Lsd, ecstasy e marijuana. Gli scienziati americani chiedono di poterle “riusare” a fini scientifici per la cura delle malattie mentali
di Maria Rita Montebelli
Bandite non solo dall’uso personale, ma anche dai laboratori di ricerca dove da almeno 40 anni non possono più entrare. Ma adesso gli scienziati chiedono di abbattere questo divieto derubricandole dalla Schedule I per farle approdare almeno ad una lista meno restrittiva come la Schedule II e permettere così di testarle all’interno di trial clinici
21 GEN - LSD, marijuana,
ecstasy, psilocibina potrebbero aiutare gli scienziati a trovare nuovi percorsi di terapia per le malattie mentali? E’ quanto sostiene un editoriale pubblicato su
Scientific American di Febbraio, ricordando che non è più il momento di fare gli ‘schizzinosi’, nemmeno di fronte alle droghe, perché la ricerca su depressione, autismo o schizofrenia è arrivata al capolinea con gli attuali filoni di ricerca.
A soffrire di patologie psichiatriche gravi sono 14 milioni di Americani adulti (in Italia si stima che la prevalenza
lifetime di tutti i disturbi mentali nella popolazione generale sia superiore al 18%), il che significa che c’è un bisogno urgente e disperato di dare risposte innovative a questa domanda. Una necessità che si scontra tuttavia con un contesto normativo molto restrittivo, che si limita a dichiarare
off-limits tutte le droghe d’abuso, impedendo così di utilizzarle anche in contesti di ricerca.
Eppure a metà degli anni ’60 era tutto un fiorire di pubblicazioni su come ad esempio l’LSD potesse essere utilizzata per rendere più efficace la psicoterapia, mentre nella decade successiva lo stesso ruolo veniva attribuito alla MDMA (
ecstasy). Senza parlare poi della marijuana – l’unica droga illegale di recente in parte sdoganata, per scopi medici, ma non utilizzabile in ambito di ricerca - utilizzata da secoli in un vastissimo
range di terapie, dalla malaria ai reumatismi. Lo sbarramento inderogabile all’impiego delle droghe nei laboratori di ricerca risale agli anni ’70, quando il
Controlled Substances Act liquidò tutto questo fermento di studi con l’affermazione che queste sostanze ‘al momento non avevano alcun impiego medico riconosciuto’ ed esiliandole nell’infame lista delle sostanze illegali (Schedule I). Con il tempo, tre trattati delle Nazioni Unite hanno esteso il loro esilio praticamente a tutto il resto del mondo.
Bandire queste droghe da laboratori e trial clinici perché non utilizzate nella pratica clinica – sottolinea l’editoriale di
Scientific American - ha impedito di fatto alla ricerca di proseguire il suo corso.
E le domande rimaste senza risposta non sono poche: l’
ecstasy potrebbe aiutare a superare il disturbo da stress post-traumatico intrattabile? LSD e psilocibina potrebbero essere impiegate nel trattamento della cefalea a grappolo? Le droghe psichedeliche potrebbero aiutare a scoprire nuovi recettori in aree critiche per il controllo della depressione e della schizofrenia? E la marijuana potrebbe essere utile nei ragazzi con ADHD o nelle apnee da sonno e nella sclerosi multipla?
La richiesta che viene da
Scientific American è dunque quella di sdoganare queste droghe per scopi di ricerca, derubricandole dalla
Schedule I per farle approdare almeno ad una lista meno restrittiva come la
Schedule II e permettere così di testarle all’interno di
trial clinici, senza far impantanare l’entusiasmo dei ricercatori nelle pastoie burocratiche e negli infiniti tempi di approvazione dei comitati etici. E ridare così un po’ di impulso alla ricerca di trattamenti psichiatrici, stagnante da troppo tempo.

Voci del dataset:
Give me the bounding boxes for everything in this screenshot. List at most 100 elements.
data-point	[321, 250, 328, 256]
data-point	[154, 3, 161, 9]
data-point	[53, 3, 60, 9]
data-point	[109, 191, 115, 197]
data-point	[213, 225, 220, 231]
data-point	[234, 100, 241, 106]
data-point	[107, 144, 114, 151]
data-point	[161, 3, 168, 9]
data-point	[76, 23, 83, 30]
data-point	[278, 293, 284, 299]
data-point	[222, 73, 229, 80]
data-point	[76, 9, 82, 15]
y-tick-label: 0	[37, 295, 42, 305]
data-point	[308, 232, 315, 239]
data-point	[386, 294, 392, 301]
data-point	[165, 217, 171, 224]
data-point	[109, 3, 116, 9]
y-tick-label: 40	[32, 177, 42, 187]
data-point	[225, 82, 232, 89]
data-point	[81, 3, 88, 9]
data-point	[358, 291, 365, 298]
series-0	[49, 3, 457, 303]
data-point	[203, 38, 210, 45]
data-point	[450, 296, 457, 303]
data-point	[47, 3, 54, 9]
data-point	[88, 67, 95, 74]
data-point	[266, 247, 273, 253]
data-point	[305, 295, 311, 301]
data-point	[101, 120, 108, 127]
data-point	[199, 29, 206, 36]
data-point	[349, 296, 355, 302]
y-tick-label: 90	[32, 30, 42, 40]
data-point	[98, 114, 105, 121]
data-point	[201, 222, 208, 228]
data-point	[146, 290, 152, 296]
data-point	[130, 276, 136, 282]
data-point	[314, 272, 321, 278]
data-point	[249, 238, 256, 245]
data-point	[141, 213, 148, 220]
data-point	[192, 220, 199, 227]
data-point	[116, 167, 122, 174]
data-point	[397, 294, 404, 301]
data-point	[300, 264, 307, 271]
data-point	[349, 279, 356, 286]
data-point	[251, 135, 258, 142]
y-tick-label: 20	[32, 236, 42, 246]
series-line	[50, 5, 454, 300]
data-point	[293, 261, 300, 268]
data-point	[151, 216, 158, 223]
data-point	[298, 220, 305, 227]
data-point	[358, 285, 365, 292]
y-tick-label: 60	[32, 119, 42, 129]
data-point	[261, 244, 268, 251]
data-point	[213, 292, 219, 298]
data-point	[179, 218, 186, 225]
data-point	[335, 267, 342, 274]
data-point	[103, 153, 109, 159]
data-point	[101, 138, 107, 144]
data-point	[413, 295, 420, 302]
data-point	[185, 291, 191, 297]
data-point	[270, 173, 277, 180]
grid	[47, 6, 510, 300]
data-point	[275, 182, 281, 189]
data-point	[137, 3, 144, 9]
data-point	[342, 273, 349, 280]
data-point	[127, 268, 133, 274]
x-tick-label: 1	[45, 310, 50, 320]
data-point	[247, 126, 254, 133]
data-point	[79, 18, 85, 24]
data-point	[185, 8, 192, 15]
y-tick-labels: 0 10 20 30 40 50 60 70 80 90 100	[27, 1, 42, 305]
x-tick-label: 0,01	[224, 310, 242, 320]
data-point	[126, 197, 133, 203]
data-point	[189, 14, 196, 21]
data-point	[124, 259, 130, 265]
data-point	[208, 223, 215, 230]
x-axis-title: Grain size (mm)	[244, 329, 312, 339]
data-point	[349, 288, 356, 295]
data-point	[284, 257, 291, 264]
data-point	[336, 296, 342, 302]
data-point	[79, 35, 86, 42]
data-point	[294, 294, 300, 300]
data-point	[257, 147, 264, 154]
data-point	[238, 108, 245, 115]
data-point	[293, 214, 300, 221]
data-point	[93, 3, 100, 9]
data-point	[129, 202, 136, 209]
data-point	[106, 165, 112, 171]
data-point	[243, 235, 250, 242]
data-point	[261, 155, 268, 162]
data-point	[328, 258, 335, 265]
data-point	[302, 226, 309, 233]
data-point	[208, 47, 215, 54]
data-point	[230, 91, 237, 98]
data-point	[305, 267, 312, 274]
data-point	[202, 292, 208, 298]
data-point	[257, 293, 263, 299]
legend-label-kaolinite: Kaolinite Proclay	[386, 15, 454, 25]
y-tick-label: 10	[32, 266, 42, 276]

-- Obiettivo del compito --
Trascrivi parola per parola il passo dell'articolo sulle droghe nella ricerca psichiatrica che si apre con le parole contenenti "Bandire queste droghe" e si chiude con "il suo corso.".

-- Risposta al compito --
Bandire queste droghe da laboratori e trial clinici perché non utilizzate nella pratica clinica – sottolinea l’editoriale di
Scientific American - ha impedito di fatto alla ricerca di proseguire il suo corso.